From the records, pick out and copy each line containing "visitar".

Items:
•••••
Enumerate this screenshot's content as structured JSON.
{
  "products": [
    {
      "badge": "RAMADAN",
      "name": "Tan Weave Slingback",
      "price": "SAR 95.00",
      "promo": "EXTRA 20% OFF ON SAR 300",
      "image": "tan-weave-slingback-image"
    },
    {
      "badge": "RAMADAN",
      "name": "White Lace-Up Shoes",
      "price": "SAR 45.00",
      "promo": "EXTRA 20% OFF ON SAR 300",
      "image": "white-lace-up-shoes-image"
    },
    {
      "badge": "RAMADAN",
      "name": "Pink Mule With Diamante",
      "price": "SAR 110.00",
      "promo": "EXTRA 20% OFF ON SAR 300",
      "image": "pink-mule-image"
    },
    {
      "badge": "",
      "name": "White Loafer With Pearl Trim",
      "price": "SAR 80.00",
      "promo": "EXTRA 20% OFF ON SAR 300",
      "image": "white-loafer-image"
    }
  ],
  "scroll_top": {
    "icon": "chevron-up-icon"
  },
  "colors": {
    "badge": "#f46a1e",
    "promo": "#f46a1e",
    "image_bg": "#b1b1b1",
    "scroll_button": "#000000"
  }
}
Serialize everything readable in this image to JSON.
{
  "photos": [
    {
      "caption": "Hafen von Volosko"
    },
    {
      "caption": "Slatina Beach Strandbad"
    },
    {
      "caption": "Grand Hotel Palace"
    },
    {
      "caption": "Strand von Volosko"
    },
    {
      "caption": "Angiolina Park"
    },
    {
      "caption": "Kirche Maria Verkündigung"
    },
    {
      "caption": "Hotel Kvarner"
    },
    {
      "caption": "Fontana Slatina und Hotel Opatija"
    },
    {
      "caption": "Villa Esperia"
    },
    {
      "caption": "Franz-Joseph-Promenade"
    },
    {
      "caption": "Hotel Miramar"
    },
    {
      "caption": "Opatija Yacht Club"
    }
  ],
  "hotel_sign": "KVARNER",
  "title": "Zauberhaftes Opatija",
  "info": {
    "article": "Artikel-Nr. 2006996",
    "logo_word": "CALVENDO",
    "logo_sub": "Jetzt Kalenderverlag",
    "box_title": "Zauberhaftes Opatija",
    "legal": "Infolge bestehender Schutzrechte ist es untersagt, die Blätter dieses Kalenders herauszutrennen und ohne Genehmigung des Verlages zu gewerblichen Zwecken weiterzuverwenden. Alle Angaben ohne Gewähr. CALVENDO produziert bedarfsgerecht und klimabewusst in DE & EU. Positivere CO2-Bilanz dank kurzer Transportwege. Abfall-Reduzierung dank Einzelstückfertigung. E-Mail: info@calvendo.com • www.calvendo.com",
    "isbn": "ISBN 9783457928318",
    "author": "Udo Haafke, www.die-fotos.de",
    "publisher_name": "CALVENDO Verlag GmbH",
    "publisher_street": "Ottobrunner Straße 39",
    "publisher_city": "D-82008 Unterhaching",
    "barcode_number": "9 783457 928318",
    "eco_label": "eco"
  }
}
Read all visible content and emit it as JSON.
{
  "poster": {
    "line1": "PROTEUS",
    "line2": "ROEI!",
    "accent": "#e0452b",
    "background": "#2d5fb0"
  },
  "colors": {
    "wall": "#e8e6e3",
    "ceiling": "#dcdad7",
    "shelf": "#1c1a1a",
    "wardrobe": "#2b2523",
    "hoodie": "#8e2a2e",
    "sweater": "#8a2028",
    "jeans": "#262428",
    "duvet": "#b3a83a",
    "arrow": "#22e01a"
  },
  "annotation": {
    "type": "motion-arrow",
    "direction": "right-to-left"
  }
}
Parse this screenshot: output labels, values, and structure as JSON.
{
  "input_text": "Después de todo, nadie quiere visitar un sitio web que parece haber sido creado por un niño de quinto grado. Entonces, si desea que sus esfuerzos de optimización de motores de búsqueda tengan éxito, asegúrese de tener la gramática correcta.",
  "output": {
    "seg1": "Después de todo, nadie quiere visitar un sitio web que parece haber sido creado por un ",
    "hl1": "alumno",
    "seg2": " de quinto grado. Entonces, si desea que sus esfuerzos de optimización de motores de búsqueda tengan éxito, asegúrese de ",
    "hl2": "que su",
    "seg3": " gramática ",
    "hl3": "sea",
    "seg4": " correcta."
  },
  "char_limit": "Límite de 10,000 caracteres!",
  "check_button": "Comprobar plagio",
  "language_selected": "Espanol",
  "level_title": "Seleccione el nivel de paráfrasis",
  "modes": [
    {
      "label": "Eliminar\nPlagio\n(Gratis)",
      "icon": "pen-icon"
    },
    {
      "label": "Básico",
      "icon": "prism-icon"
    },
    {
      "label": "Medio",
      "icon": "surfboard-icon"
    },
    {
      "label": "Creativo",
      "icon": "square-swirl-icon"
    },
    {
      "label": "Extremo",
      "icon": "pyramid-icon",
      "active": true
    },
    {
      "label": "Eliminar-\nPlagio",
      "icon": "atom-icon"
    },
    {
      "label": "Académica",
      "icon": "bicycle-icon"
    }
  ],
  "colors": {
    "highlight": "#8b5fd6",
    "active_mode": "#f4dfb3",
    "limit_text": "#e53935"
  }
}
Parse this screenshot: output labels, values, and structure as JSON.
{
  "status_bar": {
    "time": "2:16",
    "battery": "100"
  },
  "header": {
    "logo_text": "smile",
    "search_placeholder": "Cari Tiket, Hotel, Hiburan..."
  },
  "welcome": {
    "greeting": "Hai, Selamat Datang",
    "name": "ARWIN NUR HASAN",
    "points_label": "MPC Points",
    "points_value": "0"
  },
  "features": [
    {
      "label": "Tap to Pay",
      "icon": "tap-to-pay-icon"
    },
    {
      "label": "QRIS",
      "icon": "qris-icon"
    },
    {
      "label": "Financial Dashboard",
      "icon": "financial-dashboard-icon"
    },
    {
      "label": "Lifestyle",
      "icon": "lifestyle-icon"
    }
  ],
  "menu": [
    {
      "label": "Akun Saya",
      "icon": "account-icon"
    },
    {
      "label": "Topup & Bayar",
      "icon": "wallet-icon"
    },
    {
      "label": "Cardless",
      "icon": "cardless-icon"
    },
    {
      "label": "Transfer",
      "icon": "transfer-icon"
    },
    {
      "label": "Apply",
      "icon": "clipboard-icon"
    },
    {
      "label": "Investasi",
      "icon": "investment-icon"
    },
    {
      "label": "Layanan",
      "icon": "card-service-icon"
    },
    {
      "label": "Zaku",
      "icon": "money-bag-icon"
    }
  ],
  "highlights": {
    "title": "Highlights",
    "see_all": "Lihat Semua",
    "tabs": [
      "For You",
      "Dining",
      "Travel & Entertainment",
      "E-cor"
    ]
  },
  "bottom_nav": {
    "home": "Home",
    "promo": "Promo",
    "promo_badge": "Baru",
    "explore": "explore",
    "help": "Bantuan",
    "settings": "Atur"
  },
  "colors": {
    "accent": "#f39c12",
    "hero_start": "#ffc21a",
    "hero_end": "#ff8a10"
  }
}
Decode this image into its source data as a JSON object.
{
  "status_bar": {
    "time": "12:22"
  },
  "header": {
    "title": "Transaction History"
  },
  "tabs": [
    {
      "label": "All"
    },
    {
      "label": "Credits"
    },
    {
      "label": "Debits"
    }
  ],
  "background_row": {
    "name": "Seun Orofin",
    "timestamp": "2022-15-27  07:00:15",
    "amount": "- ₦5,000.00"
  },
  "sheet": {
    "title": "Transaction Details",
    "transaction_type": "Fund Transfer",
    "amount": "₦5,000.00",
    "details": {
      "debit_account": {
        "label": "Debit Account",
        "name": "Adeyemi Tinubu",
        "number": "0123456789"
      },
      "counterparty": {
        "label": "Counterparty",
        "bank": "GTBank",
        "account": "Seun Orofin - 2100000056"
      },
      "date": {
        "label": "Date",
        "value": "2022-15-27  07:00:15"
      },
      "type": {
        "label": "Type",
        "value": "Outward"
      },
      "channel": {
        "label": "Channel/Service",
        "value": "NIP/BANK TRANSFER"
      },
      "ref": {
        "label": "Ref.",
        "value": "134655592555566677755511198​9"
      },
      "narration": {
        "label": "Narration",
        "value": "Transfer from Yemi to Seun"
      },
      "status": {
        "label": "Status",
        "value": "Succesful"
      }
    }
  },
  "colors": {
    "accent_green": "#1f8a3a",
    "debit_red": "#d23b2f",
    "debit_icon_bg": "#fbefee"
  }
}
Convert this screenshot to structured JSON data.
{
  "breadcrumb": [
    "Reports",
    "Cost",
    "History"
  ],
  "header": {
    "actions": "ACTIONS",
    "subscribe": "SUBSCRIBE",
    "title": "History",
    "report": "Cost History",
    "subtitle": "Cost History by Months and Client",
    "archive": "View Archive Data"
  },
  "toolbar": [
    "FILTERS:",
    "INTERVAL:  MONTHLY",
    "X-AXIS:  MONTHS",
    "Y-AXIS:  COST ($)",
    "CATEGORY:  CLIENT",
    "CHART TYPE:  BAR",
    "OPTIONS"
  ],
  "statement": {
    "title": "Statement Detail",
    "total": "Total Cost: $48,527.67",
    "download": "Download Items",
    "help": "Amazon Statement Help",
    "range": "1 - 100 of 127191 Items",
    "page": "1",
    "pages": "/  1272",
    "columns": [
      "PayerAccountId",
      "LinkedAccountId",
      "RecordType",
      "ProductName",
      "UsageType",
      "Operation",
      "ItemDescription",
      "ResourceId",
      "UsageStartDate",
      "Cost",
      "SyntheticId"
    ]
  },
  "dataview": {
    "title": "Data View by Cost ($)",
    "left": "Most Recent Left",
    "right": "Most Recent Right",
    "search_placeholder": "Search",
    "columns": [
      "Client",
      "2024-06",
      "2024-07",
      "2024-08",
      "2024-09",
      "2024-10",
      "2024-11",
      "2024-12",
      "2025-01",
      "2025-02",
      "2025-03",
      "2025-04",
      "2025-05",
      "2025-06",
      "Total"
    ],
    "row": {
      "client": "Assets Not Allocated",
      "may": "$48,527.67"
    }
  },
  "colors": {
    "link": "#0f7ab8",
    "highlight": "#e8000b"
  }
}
•••••
Solution to the exercise:
  "input_text": "Después de todo, nadie quiere visitar un sitio web que parece haber sido creado por un niño de quinto grado. Entonces, si desea que sus esfuerzos de optimización de motores de búsqueda tengan éxito, asegúrese de tener la gramática correcta.",
    "seg1": "Después de todo, nadie quiere visitar un sitio web que parece haber sido creado por un ",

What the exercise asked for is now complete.